### EXERCISE OBJECTIVE
Copy out every line of the material below verbatim, omitting the pictures.
● ● ● ● ●
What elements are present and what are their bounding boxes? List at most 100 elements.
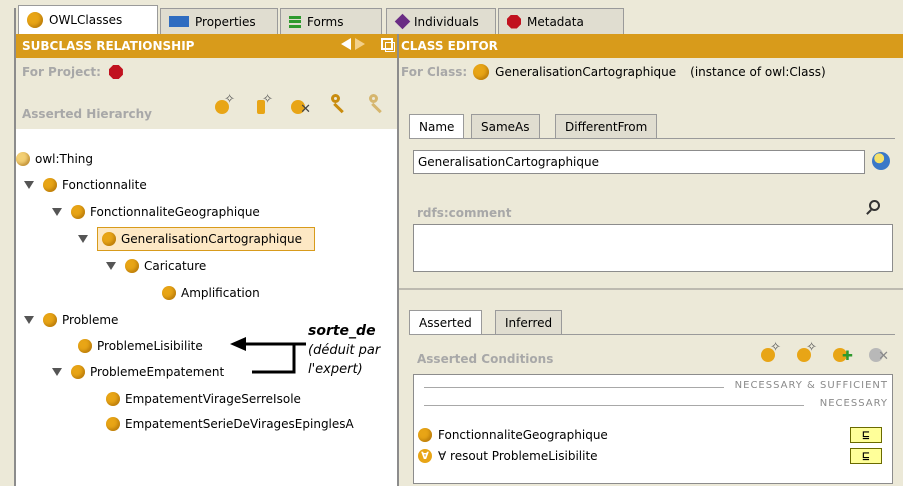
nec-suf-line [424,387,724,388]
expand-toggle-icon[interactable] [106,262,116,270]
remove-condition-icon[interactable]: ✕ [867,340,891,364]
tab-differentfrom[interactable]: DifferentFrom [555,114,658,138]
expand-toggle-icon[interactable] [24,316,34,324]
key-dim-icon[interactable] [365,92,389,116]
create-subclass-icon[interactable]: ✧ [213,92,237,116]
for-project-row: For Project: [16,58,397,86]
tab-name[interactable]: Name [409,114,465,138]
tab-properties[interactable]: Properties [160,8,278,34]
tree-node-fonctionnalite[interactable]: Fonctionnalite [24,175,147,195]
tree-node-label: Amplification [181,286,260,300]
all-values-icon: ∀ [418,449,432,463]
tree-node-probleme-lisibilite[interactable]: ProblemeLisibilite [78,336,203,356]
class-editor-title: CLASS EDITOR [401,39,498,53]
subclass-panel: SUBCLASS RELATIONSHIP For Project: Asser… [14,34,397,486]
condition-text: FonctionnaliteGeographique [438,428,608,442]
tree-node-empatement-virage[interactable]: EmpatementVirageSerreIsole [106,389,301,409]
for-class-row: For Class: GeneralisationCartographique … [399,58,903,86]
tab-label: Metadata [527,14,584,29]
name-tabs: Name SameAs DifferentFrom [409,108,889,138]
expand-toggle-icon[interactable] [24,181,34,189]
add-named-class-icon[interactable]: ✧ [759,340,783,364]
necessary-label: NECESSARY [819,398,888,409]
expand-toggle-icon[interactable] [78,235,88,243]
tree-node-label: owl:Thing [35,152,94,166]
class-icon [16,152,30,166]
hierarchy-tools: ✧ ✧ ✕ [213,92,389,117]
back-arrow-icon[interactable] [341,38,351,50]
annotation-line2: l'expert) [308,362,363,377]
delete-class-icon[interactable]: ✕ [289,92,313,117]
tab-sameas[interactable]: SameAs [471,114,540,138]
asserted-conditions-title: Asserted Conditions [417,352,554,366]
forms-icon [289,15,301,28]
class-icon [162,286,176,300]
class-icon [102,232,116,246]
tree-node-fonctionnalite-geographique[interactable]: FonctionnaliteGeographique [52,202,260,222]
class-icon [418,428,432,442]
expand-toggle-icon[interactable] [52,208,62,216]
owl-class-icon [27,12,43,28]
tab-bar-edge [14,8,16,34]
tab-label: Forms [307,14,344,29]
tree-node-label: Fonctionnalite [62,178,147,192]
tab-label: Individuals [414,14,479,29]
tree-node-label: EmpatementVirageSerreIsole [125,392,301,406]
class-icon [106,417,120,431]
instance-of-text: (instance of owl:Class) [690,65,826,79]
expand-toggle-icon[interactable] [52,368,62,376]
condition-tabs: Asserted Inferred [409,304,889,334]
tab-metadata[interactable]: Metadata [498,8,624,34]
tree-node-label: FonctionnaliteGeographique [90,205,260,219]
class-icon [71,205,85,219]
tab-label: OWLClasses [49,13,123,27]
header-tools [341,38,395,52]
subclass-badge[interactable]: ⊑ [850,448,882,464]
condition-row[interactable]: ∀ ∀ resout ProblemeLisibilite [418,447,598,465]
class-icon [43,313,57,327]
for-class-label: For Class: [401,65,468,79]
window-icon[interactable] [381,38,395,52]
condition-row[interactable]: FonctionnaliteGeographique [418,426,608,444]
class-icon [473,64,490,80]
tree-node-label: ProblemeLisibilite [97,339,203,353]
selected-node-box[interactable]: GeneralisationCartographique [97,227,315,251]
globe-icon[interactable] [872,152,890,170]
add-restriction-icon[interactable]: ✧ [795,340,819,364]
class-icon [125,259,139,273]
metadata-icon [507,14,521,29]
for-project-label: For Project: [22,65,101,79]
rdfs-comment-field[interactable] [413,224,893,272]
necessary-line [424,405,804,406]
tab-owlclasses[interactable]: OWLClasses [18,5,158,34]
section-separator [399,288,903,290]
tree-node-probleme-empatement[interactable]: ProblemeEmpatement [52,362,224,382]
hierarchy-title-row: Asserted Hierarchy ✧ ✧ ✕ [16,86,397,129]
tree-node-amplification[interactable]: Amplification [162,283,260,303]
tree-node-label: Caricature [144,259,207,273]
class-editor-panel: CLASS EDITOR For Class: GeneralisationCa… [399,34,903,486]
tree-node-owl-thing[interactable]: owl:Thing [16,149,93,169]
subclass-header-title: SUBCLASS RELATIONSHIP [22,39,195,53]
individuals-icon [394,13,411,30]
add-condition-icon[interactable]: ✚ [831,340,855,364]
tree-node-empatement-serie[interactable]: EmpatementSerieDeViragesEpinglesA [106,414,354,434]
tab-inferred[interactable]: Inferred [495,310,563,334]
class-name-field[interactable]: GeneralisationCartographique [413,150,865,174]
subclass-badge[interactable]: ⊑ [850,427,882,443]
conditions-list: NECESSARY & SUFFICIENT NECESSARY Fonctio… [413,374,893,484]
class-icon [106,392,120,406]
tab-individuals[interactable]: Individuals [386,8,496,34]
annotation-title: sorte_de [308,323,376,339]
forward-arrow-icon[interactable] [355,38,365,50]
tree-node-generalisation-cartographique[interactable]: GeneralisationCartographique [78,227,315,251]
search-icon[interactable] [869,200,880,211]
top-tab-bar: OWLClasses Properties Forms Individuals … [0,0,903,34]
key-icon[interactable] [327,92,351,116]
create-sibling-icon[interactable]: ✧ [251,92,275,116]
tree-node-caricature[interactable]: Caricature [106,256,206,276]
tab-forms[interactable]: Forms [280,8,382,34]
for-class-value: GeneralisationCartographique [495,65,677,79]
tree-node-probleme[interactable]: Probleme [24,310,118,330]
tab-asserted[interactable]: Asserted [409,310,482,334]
● ● ● ● ●
### SOLUTION TO THIS PROBLEM
What elements are present and what are their bounding boxes? List at most 100 elements.
nec-suf-line [424,387,724,388]
expand-toggle-icon[interactable] [106,262,116,270]
remove-condition-icon[interactable]: ✕ [867,340,891,364]
tab-differentfrom[interactable]: DifferentFrom [555,114,658,138]
expand-toggle-icon[interactable] [24,316,34,324]
key-dim-icon[interactable] [365,92,389,116]
create-subclass-icon[interactable]: ✧ [213,92,237,116]
for-project-row: For Project: [16,58,397,86]
tab-name[interactable]: Name [409,114,465,138]
tab-properties[interactable]: Properties [160,8,278,34]
tree-node-fonctionnalite[interactable]: Fonctionnalite [24,175,147,195]
tree-node-label: Amplification [181,286,260,300]
all-values-icon: ∀ [418,449,432,463]
tree-node-probleme-lisibilite[interactable]: ProblemeLisibilite [78,336,203,356]
class-editor-title: CLASS EDITOR [401,39,498,53]
subclass-panel: SUBCLASS RELATIONSHIP For Project: Asser… [14,34,397,486]
condition-text: FonctionnaliteGeographique [438,428,608,442]
tree-node-empatement-virage[interactable]: EmpatementVirageSerreIsole [106,389,301,409]
for-class-row: For Class: GeneralisationCartographique … [399,58,903,86]
tab-label: Metadata [527,14,584,29]
name-tabs: Name SameAs DifferentFrom [409,108,889,138]
expand-toggle-icon[interactable] [24,181,34,189]
add-named-class-icon[interactable]: ✧ [759,340,783,364]
necessary-label: NECESSARY [819,398,888,409]
expand-toggle-icon[interactable] [78,235,88,243]
tree-node-label: owl:Thing [35,152,94,166]
class-icon [16,152,30,166]
hierarchy-tools: ✧ ✧ ✕ [213,92,389,117]
back-arrow-icon[interactable] [341,38,351,50]
annotation-line2: l'expert) [308,362,363,377]
delete-class-icon[interactable]: ✕ [289,92,313,117]
tab-sameas[interactable]: SameAs [471,114,540,138]
asserted-conditions-title: Asserted Conditions [417,352,554,366]
forms-icon [289,15,301,28]
class-icon [162,286,176,300]
class-icon [102,232,116,246]
tree-node-fonctionnalite-geographique[interactable]: FonctionnaliteGeographique [52,202,260,222]
class-icon [418,428,432,442]
expand-toggle-icon[interactable] [52,208,62,216]
owl-class-icon [27,12,43,28]
tab-bar-edge [14,8,16,34]
tab-label: Forms [307,14,344,29]
tree-node-label: Fonctionnalite [62,178,147,192]
tab-label: Individuals [414,14,479,29]
tree-node-label: EmpatementVirageSerreIsole [125,392,301,406]
class-icon [106,417,120,431]
instance-of-text: (instance of owl:Class) [690,65,826,79]
expand-toggle-icon[interactable] [52,368,62,376]
condition-tabs: Asserted Inferred [409,304,889,334]
tab-metadata[interactable]: Metadata [498,8,624,34]
tree-node-label: FonctionnaliteGeographique [90,205,260,219]
class-icon [71,205,85,219]
tab-label: OWLClasses [49,13,123,27]
header-tools [341,38,395,52]
subclass-badge[interactable]: ⊑ [850,448,882,464]
condition-row[interactable]: ∀ ∀ resout ProblemeLisibilite [418,447,598,465]
class-icon [43,313,57,327]
for-class-label: For Class: [401,65,468,79]
window-icon[interactable] [381,38,395,52]
condition-row[interactable]: FonctionnaliteGeographique [418,426,608,444]
class-icon [473,64,490,80]
tree-node-label: ProblemeLisibilite [97,339,203,353]
selected-node-box[interactable]: GeneralisationCartographique [97,227,315,251]
globe-icon[interactable] [872,152,890,170]
add-restriction-icon[interactable]: ✧ [795,340,819,364]
class-icon [125,259,139,273]
metadata-icon [507,14,521,29]
for-project-label: For Project: [22,65,101,79]
rdfs-comment-field[interactable] [413,224,893,272]
necessary-line [424,405,804,406]
tab-owlclasses[interactable]: OWLClasses [18,5,158,34]
section-separator [399,288,903,290]
tree-node-probleme-empatement[interactable]: ProblemeEmpatement [52,362,224,382]
hierarchy-title-row: Asserted Hierarchy ✧ ✧ ✕ [16,86,397,129]
tree-node-amplification[interactable]: Amplification [162,283,260,303]
tree-node-label: Caricature [144,259,207,273]
class-editor-panel: CLASS EDITOR For Class: GeneralisationCa… [399,34,903,486]
tree-node-owl-thing[interactable]: owl:Thing [16,149,93,169]
subclass-header-title: SUBCLASS RELATIONSHIP [22,39,195,53]
individuals-icon [394,13,411,30]
add-condition-icon[interactable]: ✚ [831,340,855,364]
tree-node-empatement-serie[interactable]: EmpatementSerieDeViragesEpinglesA [106,414,354,434]
tab-inferred[interactable]: Inferred [495,310,563,334]
class-name-field[interactable]: GeneralisationCartographique [413,150,865,174]
subclass-badge[interactable]: ⊑ [850,427,882,443]
conditions-list: NECESSARY & SUFFICIENT NECESSARY Fonctio… [413,374,893,484]
class-icon [106,392,120,406]
tab-individuals[interactable]: Individuals [386,8,496,34]
annotation-title: sorte_de [308,323,376,339]
forward-arrow-icon[interactable] [355,38,365,50]
tree-node-generalisation-cartographique[interactable]: GeneralisationCartographique [78,227,315,251]
search-icon[interactable] [869,200,880,211]
top-tab-bar: OWLClasses Properties Forms Individuals … [0,0,903,34]
key-icon[interactable] [327,92,351,116]
create-sibling-icon[interactable]: ✧ [251,92,275,116]
tree-node-caricature[interactable]: Caricature [106,256,206,276]
tab-forms[interactable]: Forms [280,8,382,34]
for-class-value: GeneralisationCartographique [495,65,677,79]
tree-node-probleme[interactable]: Probleme [24,310,118,330]
tab-asserted[interactable]: Asserted [409,310,482,334]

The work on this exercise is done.